▸ TASK TO CARRY OUT
Go through the entries one line at a time, and gather every line that has the word "JSON".

(Data entries for graphics)
- - -

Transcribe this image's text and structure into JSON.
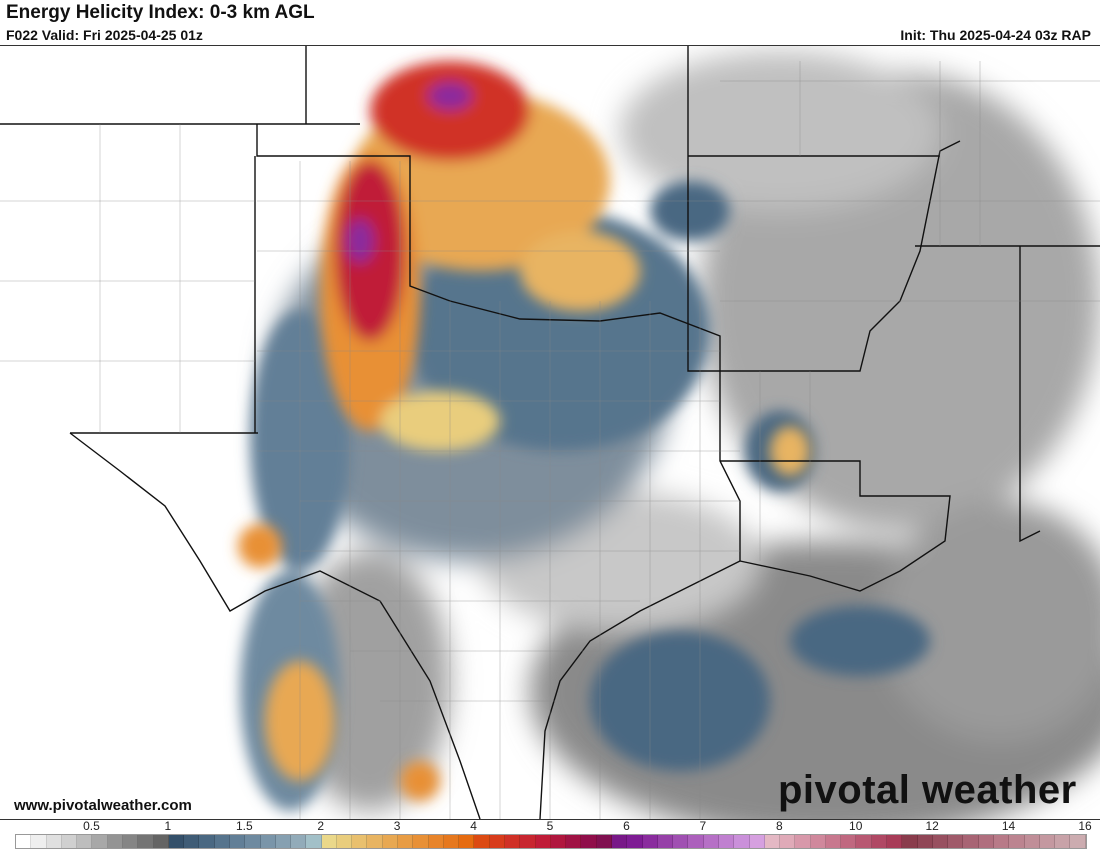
{
  "header": {
    "title": "Energy Helicity Index: 0-3 km AGL",
    "valid": "F022 Valid: Fri 2025-04-25 01z",
    "init": "Init: Thu 2025-04-24 03z RAP"
  },
  "footer": {
    "website": "www.pivotalweather.com",
    "logo": "pivotal weather"
  },
  "colorbar": {
    "ticks": [
      {
        "value": 0.5,
        "label": "0.5"
      },
      {
        "value": 1,
        "label": "1"
      },
      {
        "value": 1.5,
        "label": "1.5"
      },
      {
        "value": 2,
        "label": "2"
      },
      {
        "value": 3,
        "label": "3"
      },
      {
        "value": 4,
        "label": "4"
      },
      {
        "value": 5,
        "label": "5"
      },
      {
        "value": 6,
        "label": "6"
      },
      {
        "value": 7,
        "label": "7"
      },
      {
        "value": 8,
        "label": "8"
      },
      {
        "value": 10,
        "label": "10"
      },
      {
        "value": 12,
        "label": "12"
      },
      {
        "value": 14,
        "label": "14"
      },
      {
        "value": 16,
        "label": "16"
      }
    ],
    "colors": [
      "#ffffff",
      "#efefef",
      "#e0e0e0",
      "#d0d0d0",
      "#bdbdbd",
      "#a8a8a8",
      "#949494",
      "#858585",
      "#747474",
      "#646464",
      "#34506a",
      "#3f5c76",
      "#4a6882",
      "#56748d",
      "#627f97",
      "#6e8aa0",
      "#7a95a9",
      "#86a0b1",
      "#92abb9",
      "#a2c0c8",
      "#ead88a",
      "#e9cd7d",
      "#e9c06e",
      "#e8b462",
      "#e8a852",
      "#e89c44",
      "#e89036",
      "#e8842a",
      "#e6781e",
      "#e66b10",
      "#dc4a12",
      "#d83c1c",
      "#d03026",
      "#c82630",
      "#c01c38",
      "#b0163e",
      "#a01244",
      "#900e4a",
      "#801050",
      "#781888",
      "#7e1c94",
      "#8a2c9e",
      "#9640a8",
      "#a050b2",
      "#ac60bc",
      "#b670c6",
      "#c080d0",
      "#ca90da",
      "#d6a0e0",
      "#e4b8c4",
      "#e0aab8",
      "#d898aa",
      "#d0889c",
      "#c8788e",
      "#c06880",
      "#b85872",
      "#b04864",
      "#a83c58",
      "#8a3c4c",
      "#904656",
      "#985060",
      "#a05a6a",
      "#a86474",
      "#b06e7e",
      "#b87a88",
      "#bc8490",
      "#c08e98",
      "#c498a0",
      "#c8a2a8",
      "#ccacb0"
    ],
    "range": [
      0,
      16
    ]
  },
  "map": {
    "region": "Southern Plains / Texas / Gulf Coast",
    "accent_colors": {
      "high": "#8a2c9e",
      "mid": "#d03026",
      "low": "#e8a852",
      "blue": "#4a6882",
      "gray": "#8a8a8a"
    }
  }
}
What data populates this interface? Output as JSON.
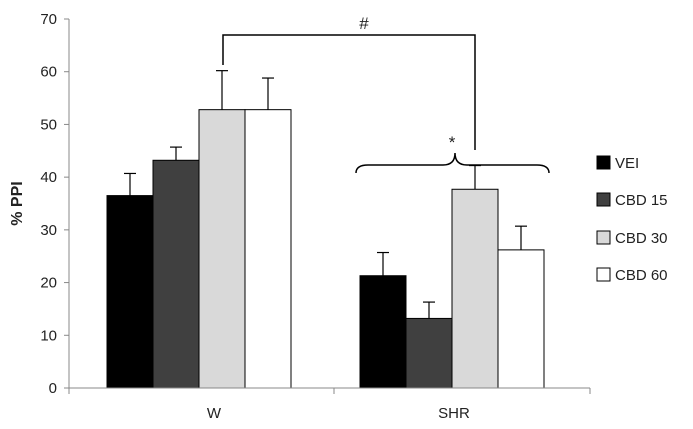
{
  "chart_data": {
    "type": "bar",
    "title": "",
    "xlabel": "",
    "ylabel": "% PPI",
    "ylim": [
      0,
      70
    ],
    "yticks": [
      0,
      10,
      20,
      30,
      40,
      50,
      60,
      70
    ],
    "categories": [
      "W",
      "SHR"
    ],
    "series": [
      {
        "name": "VEI",
        "color": "#000000",
        "values": [
          36.5,
          21.3
        ],
        "errors": [
          4.2,
          4.4
        ]
      },
      {
        "name": "CBD 15",
        "color": "#404040",
        "values": [
          43.2,
          13.2
        ],
        "errors": [
          2.5,
          3.1
        ]
      },
      {
        "name": "CBD 30",
        "color": "#d9d9d9",
        "values": [
          52.8,
          37.7
        ],
        "errors": [
          7.4,
          4.5
        ]
      },
      {
        "name": "CBD 60",
        "color": "#ffffff",
        "values": [
          52.8,
          26.2
        ],
        "errors": [
          6.0,
          4.5
        ]
      }
    ],
    "annotations": {
      "hash_label": "#",
      "star_label": "*"
    },
    "legend_position": "right"
  }
}
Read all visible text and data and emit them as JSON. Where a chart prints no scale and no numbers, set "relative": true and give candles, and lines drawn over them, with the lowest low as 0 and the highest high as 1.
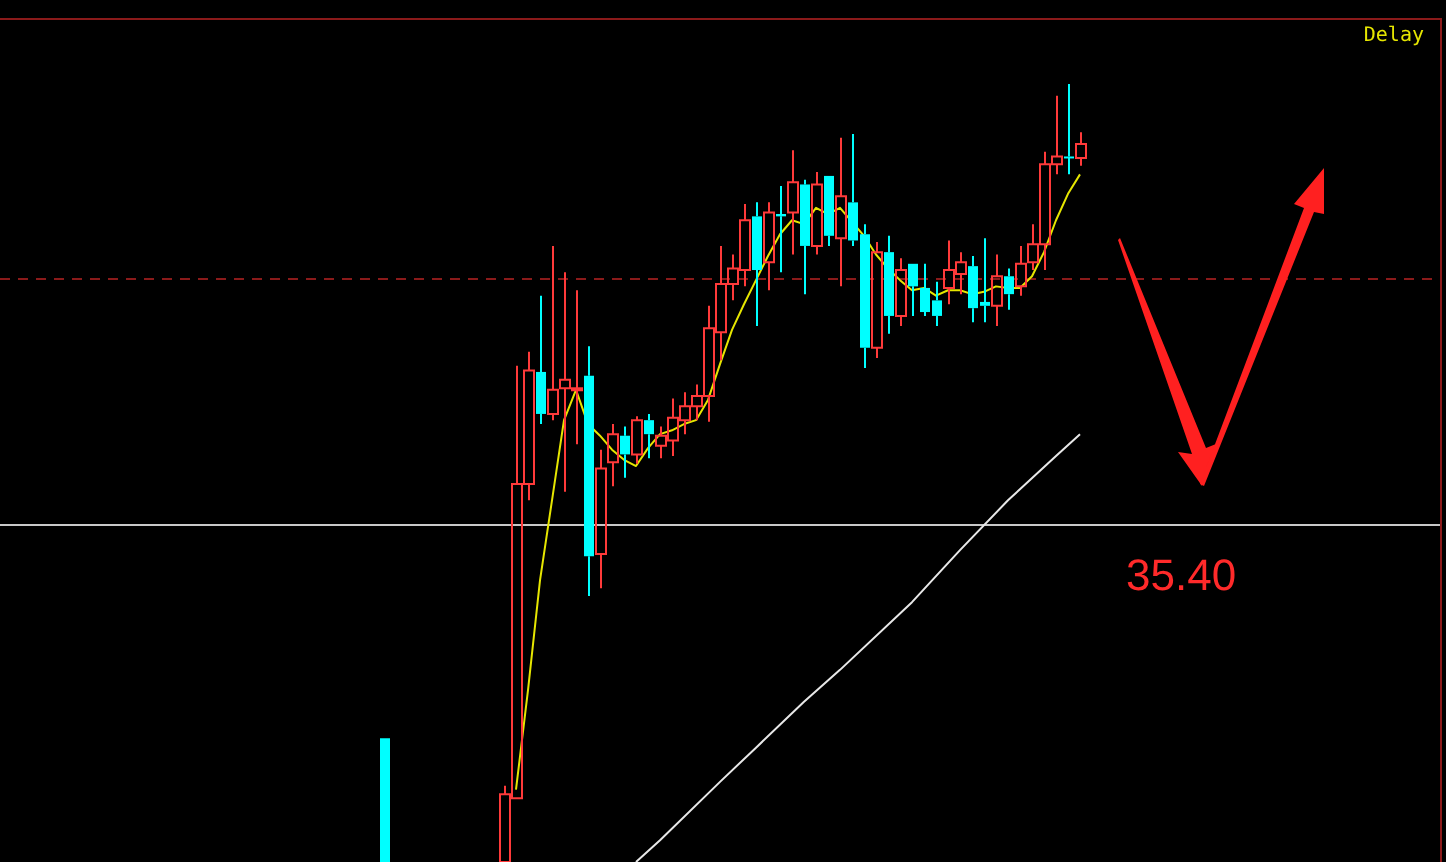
{
  "chart_data": {
    "type": "candlestick",
    "relative": true,
    "tick_labels": false,
    "categories": [
      null,
      null,
      null,
      null,
      null,
      null,
      null,
      null,
      null,
      null,
      null,
      null,
      null,
      null,
      null,
      null,
      null,
      null,
      null,
      null,
      null,
      null,
      null,
      null,
      null,
      null,
      null,
      null,
      null,
      null,
      null,
      null,
      null,
      null,
      null,
      null,
      null,
      null,
      null,
      null,
      null,
      null,
      null,
      null,
      null,
      null,
      null,
      null,
      null,
      null,
      null,
      null,
      null,
      null,
      null,
      null,
      null,
      null,
      null,
      null,
      null,
      null,
      null,
      null,
      null,
      null,
      null,
      null,
      null,
      null,
      null,
      null,
      null,
      null,
      null,
      null,
      null,
      null,
      null,
      null,
      null,
      null,
      null,
      null,
      null,
      null,
      null,
      null,
      null,
      null,
      null,
      null,
      null,
      null,
      null,
      null,
      null,
      null,
      null,
      null,
      null,
      null,
      null,
      null,
      null,
      null,
      null,
      null,
      null,
      null,
      null,
      null,
      null,
      null,
      null,
      null,
      null,
      null,
      null,
      null,
      null
    ],
    "ohlc": [
      null,
      null,
      null,
      null,
      null,
      null,
      null,
      null,
      null,
      null,
      null,
      null,
      null,
      null,
      null,
      null,
      null,
      null,
      null,
      null,
      null,
      null,
      null,
      null,
      null,
      null,
      null,
      null,
      null,
      null,
      null,
      null,
      [
        0.159,
        0.159,
        0,
        0
      ],
      null,
      null,
      null,
      null,
      null,
      null,
      null,
      null,
      null,
      [
        0,
        0.098,
        0,
        0.087
      ],
      [
        0.082,
        0.638,
        0.082,
        0.486
      ],
      [
        0.486,
        0.656,
        0.465,
        0.632
      ],
      [
        0.63,
        0.728,
        0.563,
        0.576
      ],
      [
        0.576,
        0.792,
        0.568,
        0.607
      ],
      [
        0.609,
        0.758,
        0.476,
        0.62
      ],
      [
        0.607,
        0.735,
        0.537,
        0.609
      ],
      [
        0.625,
        0.663,
        0.342,
        0.393
      ],
      [
        0.396,
        0.53,
        0.352,
        0.506
      ],
      [
        0.514,
        0.563,
        0.483,
        0.55
      ],
      [
        0.548,
        0.56,
        0.494,
        0.524
      ],
      [
        0.524,
        0.573,
        0.512,
        0.568
      ],
      [
        0.568,
        0.576,
        0.519,
        0.55
      ],
      [
        0.535,
        0.56,
        0.519,
        0.548
      ],
      [
        0.542,
        0.596,
        0.522,
        0.571
      ],
      [
        0.568,
        0.604,
        0.55,
        0.586
      ],
      [
        0.586,
        0.614,
        0.568,
        0.599
      ],
      [
        0.599,
        0.715,
        0.566,
        0.686
      ],
      [
        0.681,
        0.792,
        0.645,
        0.743
      ],
      [
        0.743,
        0.781,
        0.722,
        0.763
      ],
      [
        0.761,
        0.846,
        0.74,
        0.825
      ],
      [
        0.83,
        0.848,
        0.689,
        0.761
      ],
      [
        0.771,
        0.848,
        0.735,
        0.835
      ],
      [
        0.833,
        0.869,
        0.758,
        0.83
      ],
      [
        0.835,
        0.915,
        0.781,
        0.874
      ],
      [
        0.871,
        0.877,
        0.73,
        0.792
      ],
      [
        0.792,
        0.887,
        0.781,
        0.871
      ],
      [
        0.882,
        0.882,
        0.792,
        0.805
      ],
      [
        0.802,
        0.931,
        0.74,
        0.856
      ],
      [
        0.848,
        0.936,
        0.792,
        0.799
      ],
      [
        0.807,
        0.82,
        0.635,
        0.661
      ],
      [
        0.661,
        0.797,
        0.648,
        0.784
      ],
      [
        0.784,
        0.805,
        0.679,
        0.702
      ],
      [
        0.702,
        0.776,
        0.689,
        0.761
      ],
      [
        0.769,
        0.769,
        0.702,
        0.74
      ],
      [
        0.738,
        0.769,
        0.702,
        0.707
      ],
      [
        0.722,
        0.746,
        0.689,
        0.702
      ],
      [
        0.738,
        0.799,
        0.717,
        0.761
      ],
      [
        0.756,
        0.784,
        0.73,
        0.771
      ],
      [
        0.766,
        0.779,
        0.694,
        0.712
      ],
      [
        0.72,
        0.802,
        0.694,
        0.715
      ],
      [
        0.715,
        0.781,
        0.689,
        0.753
      ],
      [
        0.753,
        0.763,
        0.71,
        0.73
      ],
      [
        0.74,
        0.792,
        0.728,
        0.769
      ],
      [
        0.771,
        0.82,
        0.761,
        0.794
      ],
      [
        0.794,
        0.913,
        0.761,
        0.897
      ],
      [
        0.897,
        0.985,
        0.884,
        0.907
      ],
      [
        0.907,
        1,
        0.884,
        0.905
      ],
      [
        0.905,
        0.938,
        0.895,
        0.923
      ],
      null,
      null,
      null,
      null,
      null,
      null,
      null,
      null,
      null,
      null,
      null,
      null,
      null,
      null,
      null,
      null,
      null,
      null,
      null,
      null,
      null,
      null,
      null,
      null,
      null,
      null,
      null,
      null,
      null,
      null
    ],
    "series": [
      {
        "type": "line",
        "color": "#e6e600",
        "values": [
          null,
          null,
          null,
          null,
          null,
          null,
          null,
          null,
          null,
          null,
          null,
          null,
          null,
          null,
          null,
          null,
          null,
          null,
          null,
          null,
          null,
          null,
          null,
          null,
          null,
          null,
          null,
          null,
          null,
          null,
          null,
          null,
          null,
          null,
          null,
          null,
          null,
          null,
          null,
          null,
          null,
          null,
          null,
          0.093,
          0.221,
          0.362,
          0.465,
          0.568,
          0.607,
          0.563,
          0.548,
          0.53,
          0.517,
          0.509,
          0.532,
          0.55,
          0.555,
          0.563,
          0.568,
          0.594,
          0.64,
          0.684,
          0.717,
          0.748,
          0.779,
          0.807,
          0.825,
          0.82,
          0.841,
          0.833,
          0.841,
          0.823,
          0.805,
          0.781,
          0.763,
          0.748,
          0.735,
          0.738,
          0.728,
          0.735,
          0.735,
          0.73,
          0.733,
          0.74,
          0.738,
          0.738,
          0.753,
          0.784,
          0.825,
          0.859,
          0.884,
          null,
          null,
          null,
          null,
          null,
          null,
          null,
          null,
          null,
          null,
          null,
          null,
          null,
          null,
          null,
          null,
          null,
          null,
          null,
          null,
          null,
          null,
          null,
          null,
          null,
          null,
          null,
          null,
          null,
          null
        ]
      },
      {
        "type": "line",
        "color": "#e8e8e8",
        "values": [
          null,
          null,
          null,
          null,
          null,
          null,
          null,
          null,
          null,
          null,
          null,
          null,
          null,
          null,
          null,
          null,
          null,
          null,
          null,
          null,
          null,
          null,
          null,
          null,
          null,
          null,
          null,
          null,
          null,
          null,
          null,
          null,
          null,
          null,
          null,
          null,
          null,
          null,
          null,
          null,
          null,
          null,
          null,
          null,
          null,
          null,
          null,
          null,
          null,
          null,
          null,
          null,
          null,
          0,
          null,
          0.028,
          null,
          null,
          null,
          null,
          0.103,
          null,
          null,
          0.147,
          null,
          null,
          null,
          0.206,
          null,
          null,
          0.247,
          null,
          null,
          null,
          null,
          null,
          0.334,
          null,
          null,
          null,
          0.401,
          null,
          null,
          null,
          0.465,
          null,
          null,
          null,
          0.522,
          null,
          0.55,
          null,
          null,
          null,
          null,
          null,
          null,
          null,
          null,
          null,
          null,
          null,
          null,
          null,
          null,
          null,
          null,
          null,
          null,
          null,
          null,
          null,
          null,
          null,
          null,
          null,
          null,
          null,
          null,
          null,
          null
        ]
      }
    ],
    "ref_lines": [
      {
        "axis": "y",
        "value": 0.434,
        "color": "#c8c8c8"
      },
      {
        "axis": "y",
        "value": 0.751,
        "color": "#8b1a1a",
        "line_style": "dashed"
      }
    ],
    "annotations": [
      "Delay",
      "35.40"
    ]
  }
}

- - -

▸ RESULT
Transcribe this image's text and structure into JSON.
What data populates this interface? Output as JSON.
Read all visible text and data and emit them as JSON. Where a chart prints no scale and no numbers, set "relative": true and give candles, and lines drawn over them, with the lowest low as 0 and the highest high as 1.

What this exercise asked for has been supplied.